(Request): Wherever "text" appears in a line, copy that line.

Collected data entries:
-------------------------
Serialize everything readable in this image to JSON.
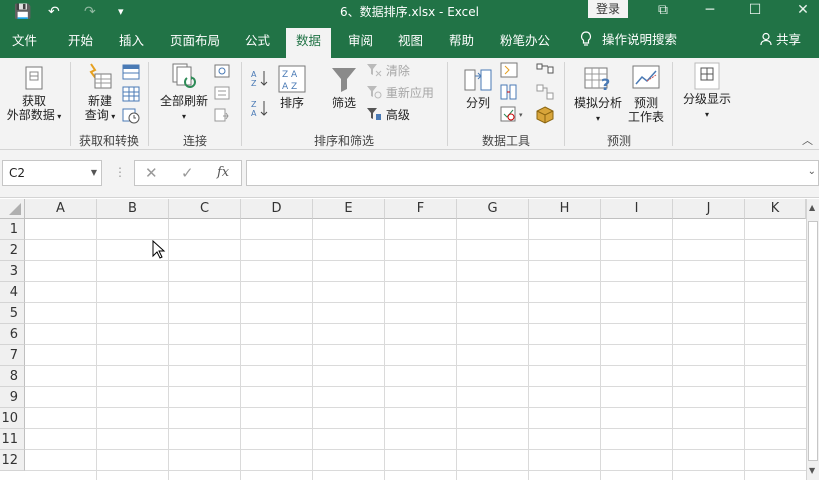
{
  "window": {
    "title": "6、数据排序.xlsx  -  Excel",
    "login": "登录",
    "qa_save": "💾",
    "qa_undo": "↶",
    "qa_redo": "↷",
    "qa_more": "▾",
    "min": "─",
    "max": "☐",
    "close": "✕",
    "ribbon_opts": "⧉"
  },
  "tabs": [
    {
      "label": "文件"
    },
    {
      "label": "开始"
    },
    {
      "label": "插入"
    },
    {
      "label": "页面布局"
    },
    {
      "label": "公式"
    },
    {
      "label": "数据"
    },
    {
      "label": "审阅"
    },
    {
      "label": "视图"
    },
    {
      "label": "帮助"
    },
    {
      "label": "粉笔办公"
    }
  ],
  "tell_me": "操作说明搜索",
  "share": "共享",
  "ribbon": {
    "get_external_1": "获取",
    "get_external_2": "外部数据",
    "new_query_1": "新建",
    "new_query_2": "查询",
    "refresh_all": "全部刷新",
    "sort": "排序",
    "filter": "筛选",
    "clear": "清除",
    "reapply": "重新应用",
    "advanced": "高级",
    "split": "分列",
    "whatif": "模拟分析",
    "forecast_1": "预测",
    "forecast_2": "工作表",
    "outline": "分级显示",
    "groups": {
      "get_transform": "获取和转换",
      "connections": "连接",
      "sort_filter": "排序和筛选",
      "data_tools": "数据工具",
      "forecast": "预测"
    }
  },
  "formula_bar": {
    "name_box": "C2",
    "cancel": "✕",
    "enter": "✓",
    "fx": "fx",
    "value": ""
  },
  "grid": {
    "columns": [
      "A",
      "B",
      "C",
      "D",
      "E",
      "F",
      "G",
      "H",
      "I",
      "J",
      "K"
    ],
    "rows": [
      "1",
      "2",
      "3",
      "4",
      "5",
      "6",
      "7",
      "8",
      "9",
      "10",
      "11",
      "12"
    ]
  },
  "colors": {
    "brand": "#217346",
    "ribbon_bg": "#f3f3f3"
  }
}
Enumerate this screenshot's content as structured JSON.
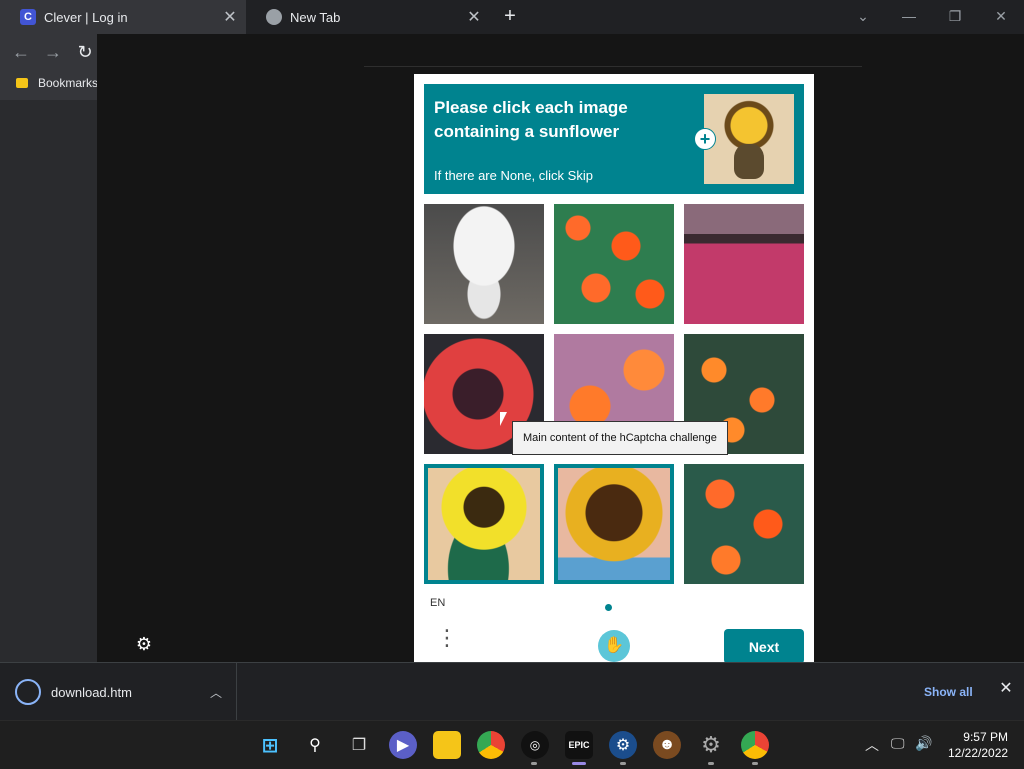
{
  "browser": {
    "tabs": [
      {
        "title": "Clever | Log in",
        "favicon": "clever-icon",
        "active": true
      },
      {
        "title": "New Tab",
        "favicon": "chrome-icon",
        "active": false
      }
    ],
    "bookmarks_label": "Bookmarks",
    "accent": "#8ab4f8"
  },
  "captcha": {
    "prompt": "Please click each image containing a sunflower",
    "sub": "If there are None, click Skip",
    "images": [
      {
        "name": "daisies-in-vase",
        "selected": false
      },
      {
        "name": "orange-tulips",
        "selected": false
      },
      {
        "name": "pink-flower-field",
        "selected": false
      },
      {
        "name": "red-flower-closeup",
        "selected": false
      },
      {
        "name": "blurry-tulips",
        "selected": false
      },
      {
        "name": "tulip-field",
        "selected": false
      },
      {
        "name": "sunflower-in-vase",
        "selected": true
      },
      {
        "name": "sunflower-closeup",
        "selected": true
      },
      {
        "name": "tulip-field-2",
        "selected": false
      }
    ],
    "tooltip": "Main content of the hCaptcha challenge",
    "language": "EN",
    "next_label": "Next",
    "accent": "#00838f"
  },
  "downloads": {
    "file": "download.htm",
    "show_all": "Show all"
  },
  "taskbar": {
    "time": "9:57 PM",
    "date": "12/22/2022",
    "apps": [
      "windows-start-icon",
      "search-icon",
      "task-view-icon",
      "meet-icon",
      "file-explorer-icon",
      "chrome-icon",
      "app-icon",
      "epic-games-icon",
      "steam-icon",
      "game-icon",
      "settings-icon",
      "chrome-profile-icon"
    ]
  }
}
-------------------------
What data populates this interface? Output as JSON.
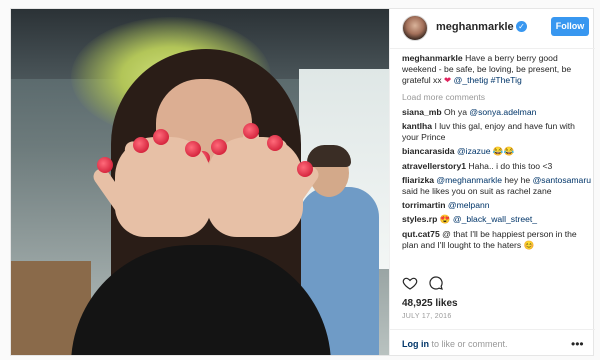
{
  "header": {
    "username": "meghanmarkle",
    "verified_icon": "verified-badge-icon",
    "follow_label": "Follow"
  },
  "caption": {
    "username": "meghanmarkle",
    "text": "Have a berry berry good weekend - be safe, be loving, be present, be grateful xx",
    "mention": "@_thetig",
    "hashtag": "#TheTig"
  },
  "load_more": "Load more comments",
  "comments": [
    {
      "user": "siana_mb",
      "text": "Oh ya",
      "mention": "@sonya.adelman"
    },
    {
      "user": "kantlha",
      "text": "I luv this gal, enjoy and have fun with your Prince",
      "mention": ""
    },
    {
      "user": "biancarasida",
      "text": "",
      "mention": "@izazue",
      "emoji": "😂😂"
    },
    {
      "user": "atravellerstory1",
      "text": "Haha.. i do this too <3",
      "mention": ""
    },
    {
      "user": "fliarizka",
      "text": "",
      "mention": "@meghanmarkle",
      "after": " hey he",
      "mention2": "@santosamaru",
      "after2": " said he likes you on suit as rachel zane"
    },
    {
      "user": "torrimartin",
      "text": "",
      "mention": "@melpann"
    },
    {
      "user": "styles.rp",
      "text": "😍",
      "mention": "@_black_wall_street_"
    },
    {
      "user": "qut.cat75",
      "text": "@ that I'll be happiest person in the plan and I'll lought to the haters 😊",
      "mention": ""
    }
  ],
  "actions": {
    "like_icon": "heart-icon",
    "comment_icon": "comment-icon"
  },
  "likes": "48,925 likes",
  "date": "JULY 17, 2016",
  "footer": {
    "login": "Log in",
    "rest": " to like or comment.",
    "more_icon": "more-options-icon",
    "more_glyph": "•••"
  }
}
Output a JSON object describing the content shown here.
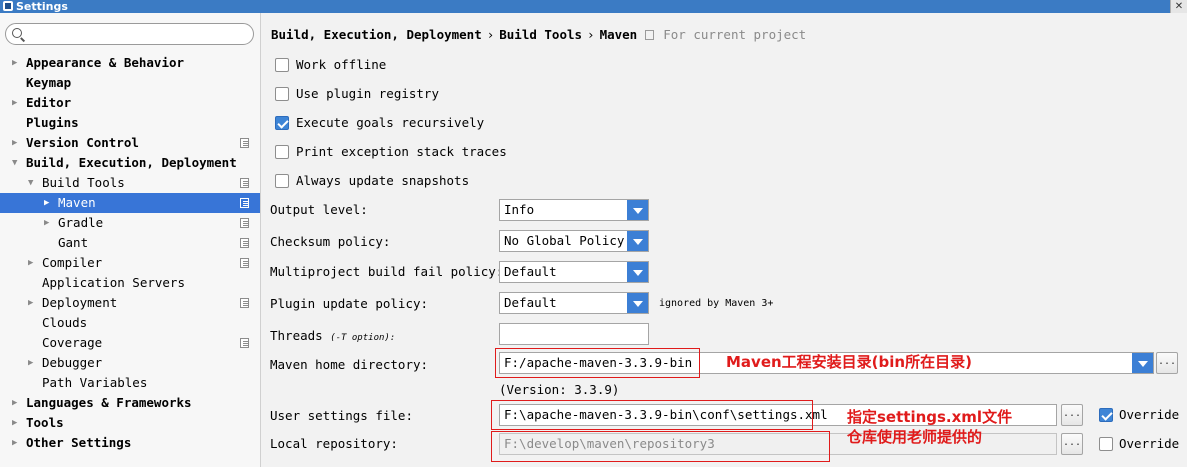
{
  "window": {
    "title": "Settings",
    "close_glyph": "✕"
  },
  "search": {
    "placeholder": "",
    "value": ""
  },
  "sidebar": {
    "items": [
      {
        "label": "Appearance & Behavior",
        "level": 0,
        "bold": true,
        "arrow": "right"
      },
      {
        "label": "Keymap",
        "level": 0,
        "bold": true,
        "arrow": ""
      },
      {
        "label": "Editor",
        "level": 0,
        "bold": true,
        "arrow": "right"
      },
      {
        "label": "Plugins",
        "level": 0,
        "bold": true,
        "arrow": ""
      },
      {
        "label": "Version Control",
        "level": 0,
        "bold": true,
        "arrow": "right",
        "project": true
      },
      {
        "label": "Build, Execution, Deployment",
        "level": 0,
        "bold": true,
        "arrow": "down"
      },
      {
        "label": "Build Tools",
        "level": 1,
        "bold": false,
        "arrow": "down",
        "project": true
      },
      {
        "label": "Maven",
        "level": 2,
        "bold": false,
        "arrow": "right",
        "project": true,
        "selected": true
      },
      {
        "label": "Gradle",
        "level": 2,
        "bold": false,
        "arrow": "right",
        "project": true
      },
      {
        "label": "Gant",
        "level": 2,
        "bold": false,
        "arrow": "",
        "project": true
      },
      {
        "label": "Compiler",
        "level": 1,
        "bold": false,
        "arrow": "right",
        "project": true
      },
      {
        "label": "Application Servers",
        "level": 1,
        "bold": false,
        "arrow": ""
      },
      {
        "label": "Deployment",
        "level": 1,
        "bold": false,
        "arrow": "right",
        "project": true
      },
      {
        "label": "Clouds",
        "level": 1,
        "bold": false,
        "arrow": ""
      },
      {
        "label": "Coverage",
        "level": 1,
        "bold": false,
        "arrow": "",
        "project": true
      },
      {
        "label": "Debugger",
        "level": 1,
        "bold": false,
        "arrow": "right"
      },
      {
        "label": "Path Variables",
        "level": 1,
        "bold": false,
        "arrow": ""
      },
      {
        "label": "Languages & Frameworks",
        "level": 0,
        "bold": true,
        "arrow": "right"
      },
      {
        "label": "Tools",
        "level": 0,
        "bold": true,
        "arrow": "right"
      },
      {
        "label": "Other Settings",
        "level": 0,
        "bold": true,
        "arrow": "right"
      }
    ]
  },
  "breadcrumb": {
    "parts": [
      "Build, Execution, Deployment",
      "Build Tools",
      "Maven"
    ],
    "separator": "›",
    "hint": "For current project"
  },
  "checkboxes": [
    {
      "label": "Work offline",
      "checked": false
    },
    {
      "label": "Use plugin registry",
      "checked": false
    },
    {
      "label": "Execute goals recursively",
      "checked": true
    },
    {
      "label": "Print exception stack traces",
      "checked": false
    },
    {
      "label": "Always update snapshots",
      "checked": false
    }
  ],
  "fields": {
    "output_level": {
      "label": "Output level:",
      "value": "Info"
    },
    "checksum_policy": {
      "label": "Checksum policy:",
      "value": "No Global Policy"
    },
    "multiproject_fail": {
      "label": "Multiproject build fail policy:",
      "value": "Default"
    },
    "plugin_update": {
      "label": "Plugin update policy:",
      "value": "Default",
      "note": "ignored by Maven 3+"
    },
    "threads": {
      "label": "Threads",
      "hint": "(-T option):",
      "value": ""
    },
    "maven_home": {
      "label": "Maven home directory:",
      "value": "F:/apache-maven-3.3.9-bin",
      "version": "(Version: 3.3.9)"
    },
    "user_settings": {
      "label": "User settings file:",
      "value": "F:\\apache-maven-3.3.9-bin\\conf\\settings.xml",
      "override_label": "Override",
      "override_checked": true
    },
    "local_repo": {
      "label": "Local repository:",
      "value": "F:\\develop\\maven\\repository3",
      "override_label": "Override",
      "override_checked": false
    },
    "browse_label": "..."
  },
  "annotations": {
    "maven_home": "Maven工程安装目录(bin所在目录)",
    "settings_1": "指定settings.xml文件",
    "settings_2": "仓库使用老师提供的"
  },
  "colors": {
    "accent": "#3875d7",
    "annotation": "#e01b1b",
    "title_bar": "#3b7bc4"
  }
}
-------------------------
(Answer to the task):
    "text": "Have a berry berry good weekend - be safe, be loving, be present, be grateful xx",
      "text": "Oh ya",
      "text": "I luv this gal, enjoy and have fun with your Prince",
      "text": "",
      "text": "Haha.. i do this too <3",
      "text": "",
      "text": "",
      "text": "😍",
      "text": "@ that I'll be happiest person in the plan and I'll lought to the haters 😊",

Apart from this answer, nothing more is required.